Go through the entries below and pick out every line with "CeO₂NPs".

** START **

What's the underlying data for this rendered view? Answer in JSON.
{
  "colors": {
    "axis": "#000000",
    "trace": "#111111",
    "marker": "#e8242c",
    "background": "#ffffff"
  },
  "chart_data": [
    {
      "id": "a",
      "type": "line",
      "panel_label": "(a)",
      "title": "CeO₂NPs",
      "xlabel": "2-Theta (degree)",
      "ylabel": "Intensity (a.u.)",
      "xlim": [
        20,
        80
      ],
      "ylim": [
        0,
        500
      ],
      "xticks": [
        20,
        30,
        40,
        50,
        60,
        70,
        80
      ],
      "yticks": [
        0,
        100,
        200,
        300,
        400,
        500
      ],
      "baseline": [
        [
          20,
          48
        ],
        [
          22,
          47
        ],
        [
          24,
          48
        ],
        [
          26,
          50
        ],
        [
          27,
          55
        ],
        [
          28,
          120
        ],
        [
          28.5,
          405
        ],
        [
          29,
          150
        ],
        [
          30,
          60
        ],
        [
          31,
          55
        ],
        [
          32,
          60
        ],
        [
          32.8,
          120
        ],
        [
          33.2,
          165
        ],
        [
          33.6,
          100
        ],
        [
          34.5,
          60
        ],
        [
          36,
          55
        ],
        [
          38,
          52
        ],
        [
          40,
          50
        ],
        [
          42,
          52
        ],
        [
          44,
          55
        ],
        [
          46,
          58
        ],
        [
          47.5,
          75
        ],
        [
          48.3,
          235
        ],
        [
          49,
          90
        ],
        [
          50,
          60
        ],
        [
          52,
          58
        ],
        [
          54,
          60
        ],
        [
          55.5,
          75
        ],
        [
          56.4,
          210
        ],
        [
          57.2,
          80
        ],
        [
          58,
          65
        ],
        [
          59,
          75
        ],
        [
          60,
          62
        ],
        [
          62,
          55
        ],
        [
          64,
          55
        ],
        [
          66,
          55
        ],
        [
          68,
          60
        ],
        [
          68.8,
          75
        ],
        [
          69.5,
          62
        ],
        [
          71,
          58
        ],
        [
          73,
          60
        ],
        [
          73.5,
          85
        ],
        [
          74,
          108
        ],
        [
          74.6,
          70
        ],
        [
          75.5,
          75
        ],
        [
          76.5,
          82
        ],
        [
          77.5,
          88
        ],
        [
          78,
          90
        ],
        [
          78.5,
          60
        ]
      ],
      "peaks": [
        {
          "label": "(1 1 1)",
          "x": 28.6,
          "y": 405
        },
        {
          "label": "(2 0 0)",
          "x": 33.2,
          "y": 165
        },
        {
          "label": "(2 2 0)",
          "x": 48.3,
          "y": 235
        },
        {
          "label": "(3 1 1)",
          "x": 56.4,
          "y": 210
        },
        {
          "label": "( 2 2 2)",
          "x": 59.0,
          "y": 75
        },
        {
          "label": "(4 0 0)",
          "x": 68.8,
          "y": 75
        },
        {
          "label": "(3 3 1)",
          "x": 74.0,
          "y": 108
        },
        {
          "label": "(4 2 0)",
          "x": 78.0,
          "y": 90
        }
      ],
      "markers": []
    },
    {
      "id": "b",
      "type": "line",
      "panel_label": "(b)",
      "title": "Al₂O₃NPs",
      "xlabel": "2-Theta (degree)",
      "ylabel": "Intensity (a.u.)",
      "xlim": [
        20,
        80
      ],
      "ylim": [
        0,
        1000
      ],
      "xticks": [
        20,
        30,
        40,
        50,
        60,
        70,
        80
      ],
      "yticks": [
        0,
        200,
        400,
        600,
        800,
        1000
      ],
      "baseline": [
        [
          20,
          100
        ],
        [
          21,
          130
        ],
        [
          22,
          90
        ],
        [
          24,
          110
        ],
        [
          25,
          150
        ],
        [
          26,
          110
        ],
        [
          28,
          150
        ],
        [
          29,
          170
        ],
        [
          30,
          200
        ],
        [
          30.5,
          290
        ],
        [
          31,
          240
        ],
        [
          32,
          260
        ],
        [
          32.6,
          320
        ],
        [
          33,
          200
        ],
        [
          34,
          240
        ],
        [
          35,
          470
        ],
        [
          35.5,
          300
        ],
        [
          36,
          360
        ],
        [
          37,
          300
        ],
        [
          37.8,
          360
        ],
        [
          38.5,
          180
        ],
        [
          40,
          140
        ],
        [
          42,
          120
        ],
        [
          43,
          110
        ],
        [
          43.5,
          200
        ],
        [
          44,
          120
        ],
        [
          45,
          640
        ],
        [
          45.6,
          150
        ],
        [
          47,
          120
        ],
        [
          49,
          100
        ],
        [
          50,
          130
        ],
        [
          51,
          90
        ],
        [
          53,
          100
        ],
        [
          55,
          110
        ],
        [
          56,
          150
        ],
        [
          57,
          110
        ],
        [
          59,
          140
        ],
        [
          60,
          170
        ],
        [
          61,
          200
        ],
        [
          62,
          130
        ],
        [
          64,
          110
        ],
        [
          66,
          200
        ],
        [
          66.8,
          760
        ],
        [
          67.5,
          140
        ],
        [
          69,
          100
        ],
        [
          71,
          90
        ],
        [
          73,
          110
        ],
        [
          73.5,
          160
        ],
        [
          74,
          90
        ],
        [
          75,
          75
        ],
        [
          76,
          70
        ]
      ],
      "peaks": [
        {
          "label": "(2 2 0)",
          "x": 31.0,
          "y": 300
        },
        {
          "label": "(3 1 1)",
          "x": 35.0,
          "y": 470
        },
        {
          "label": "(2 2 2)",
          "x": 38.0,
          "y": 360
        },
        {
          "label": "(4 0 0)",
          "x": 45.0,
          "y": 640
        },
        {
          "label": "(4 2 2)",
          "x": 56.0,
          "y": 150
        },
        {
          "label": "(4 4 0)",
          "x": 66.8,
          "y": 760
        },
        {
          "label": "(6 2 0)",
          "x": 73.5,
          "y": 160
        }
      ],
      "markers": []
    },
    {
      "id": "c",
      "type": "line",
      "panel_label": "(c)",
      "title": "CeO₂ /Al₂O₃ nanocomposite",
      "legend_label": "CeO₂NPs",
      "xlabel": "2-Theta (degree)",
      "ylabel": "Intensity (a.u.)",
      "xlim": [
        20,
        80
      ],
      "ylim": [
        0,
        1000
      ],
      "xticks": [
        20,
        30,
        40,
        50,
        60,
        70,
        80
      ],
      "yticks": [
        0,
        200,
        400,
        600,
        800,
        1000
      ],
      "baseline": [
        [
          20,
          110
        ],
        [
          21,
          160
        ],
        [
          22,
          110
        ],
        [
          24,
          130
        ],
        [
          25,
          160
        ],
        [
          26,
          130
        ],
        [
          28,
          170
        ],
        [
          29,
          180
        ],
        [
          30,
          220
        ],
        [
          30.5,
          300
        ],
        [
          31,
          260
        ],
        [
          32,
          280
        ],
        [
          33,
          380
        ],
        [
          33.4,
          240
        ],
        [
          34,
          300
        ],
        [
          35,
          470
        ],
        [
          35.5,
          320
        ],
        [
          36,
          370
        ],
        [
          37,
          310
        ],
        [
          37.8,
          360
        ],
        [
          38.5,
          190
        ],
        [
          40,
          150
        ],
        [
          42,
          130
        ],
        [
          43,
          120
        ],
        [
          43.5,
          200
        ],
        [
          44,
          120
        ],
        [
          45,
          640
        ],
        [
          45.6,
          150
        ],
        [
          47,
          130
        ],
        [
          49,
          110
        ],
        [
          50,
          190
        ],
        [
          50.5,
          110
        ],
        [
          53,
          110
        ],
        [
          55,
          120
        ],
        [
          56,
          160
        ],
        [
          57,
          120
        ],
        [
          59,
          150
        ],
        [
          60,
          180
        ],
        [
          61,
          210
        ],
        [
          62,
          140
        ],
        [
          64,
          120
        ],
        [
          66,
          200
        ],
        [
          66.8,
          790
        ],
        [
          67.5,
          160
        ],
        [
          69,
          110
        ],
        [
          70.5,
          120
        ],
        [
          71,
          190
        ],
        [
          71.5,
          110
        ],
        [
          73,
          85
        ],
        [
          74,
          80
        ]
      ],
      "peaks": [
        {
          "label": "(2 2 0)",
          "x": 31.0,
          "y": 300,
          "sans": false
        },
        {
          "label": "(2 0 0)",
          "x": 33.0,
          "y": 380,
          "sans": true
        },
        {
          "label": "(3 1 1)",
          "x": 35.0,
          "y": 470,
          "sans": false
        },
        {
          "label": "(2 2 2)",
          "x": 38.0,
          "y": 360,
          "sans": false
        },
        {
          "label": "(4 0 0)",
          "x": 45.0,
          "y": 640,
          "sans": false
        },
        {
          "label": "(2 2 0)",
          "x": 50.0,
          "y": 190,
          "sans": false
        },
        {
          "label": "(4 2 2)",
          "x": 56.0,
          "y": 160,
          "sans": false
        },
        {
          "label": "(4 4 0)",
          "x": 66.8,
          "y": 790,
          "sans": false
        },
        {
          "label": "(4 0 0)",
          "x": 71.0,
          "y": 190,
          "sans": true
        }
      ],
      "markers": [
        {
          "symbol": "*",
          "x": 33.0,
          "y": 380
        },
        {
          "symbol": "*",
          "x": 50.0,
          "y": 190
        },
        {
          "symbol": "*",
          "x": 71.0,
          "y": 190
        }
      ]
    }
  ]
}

** END **

» **Finished answer**:
      "title": "CeO₂NPs",
      "legend_label": "CeO₂NPs",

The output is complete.